RECORD EXTRACTS ▸
** Begin **

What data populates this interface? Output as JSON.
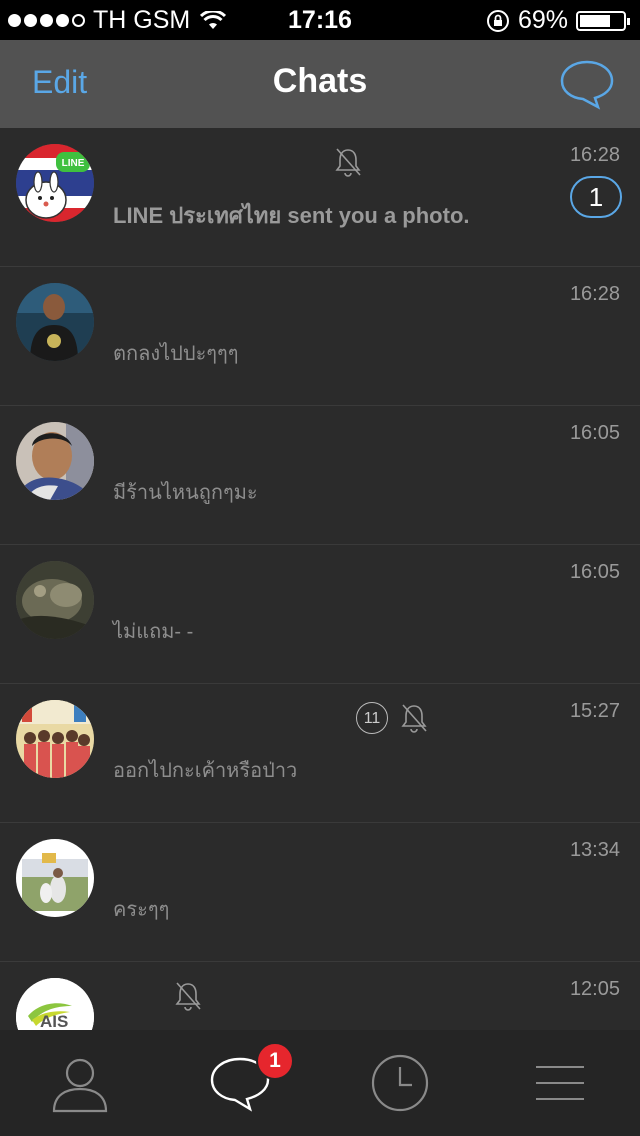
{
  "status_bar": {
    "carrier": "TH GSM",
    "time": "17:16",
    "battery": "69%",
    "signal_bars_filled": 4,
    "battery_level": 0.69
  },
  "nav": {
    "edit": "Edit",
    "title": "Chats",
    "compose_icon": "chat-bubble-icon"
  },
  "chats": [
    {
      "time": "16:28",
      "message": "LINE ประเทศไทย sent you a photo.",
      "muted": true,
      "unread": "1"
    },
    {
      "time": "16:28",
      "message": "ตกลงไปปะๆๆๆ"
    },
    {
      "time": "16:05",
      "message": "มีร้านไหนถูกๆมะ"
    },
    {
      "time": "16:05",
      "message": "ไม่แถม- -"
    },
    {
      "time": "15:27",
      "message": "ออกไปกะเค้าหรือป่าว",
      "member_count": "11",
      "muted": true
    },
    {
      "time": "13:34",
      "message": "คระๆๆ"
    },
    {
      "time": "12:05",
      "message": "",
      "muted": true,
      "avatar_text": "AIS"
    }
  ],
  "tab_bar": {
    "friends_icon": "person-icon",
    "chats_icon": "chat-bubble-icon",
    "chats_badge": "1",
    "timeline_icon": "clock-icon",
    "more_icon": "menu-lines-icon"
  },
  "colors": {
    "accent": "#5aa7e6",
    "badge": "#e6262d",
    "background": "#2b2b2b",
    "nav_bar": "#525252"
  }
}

** End **

Every entry must be written out exactly, with all pictures left out.

What data populates this interface? Output as JSON.
{
  "status_bar": {
    "carrier": "TH GSM",
    "time": "17:16",
    "battery": "69%",
    "signal_bars_filled": 4,
    "battery_level": 0.69
  },
  "nav": {
    "edit": "Edit",
    "title": "Chats",
    "compose_icon": "chat-bubble-icon"
  },
  "chats": [
    {
      "time": "16:28",
      "message": "LINE ประเทศไทย sent you a photo.",
      "muted": true,
      "unread": "1"
    },
    {
      "time": "16:28",
      "message": "ตกลงไปปะๆๆๆ"
    },
    {
      "time": "16:05",
      "message": "มีร้านไหนถูกๆมะ"
    },
    {
      "time": "16:05",
      "message": "ไม่แถม- -"
    },
    {
      "time": "15:27",
      "message": "ออกไปกะเค้าหรือป่าว",
      "member_count": "11",
      "muted": true
    },
    {
      "time": "13:34",
      "message": "คระๆๆ"
    },
    {
      "time": "12:05",
      "message": "",
      "muted": true,
      "avatar_text": "AIS"
    }
  ],
  "tab_bar": {
    "friends_icon": "person-icon",
    "chats_icon": "chat-bubble-icon",
    "chats_badge": "1",
    "timeline_icon": "clock-icon",
    "more_icon": "menu-lines-icon"
  },
  "colors": {
    "accent": "#5aa7e6",
    "badge": "#e6262d",
    "background": "#2b2b2b",
    "nav_bar": "#525252"
  }
}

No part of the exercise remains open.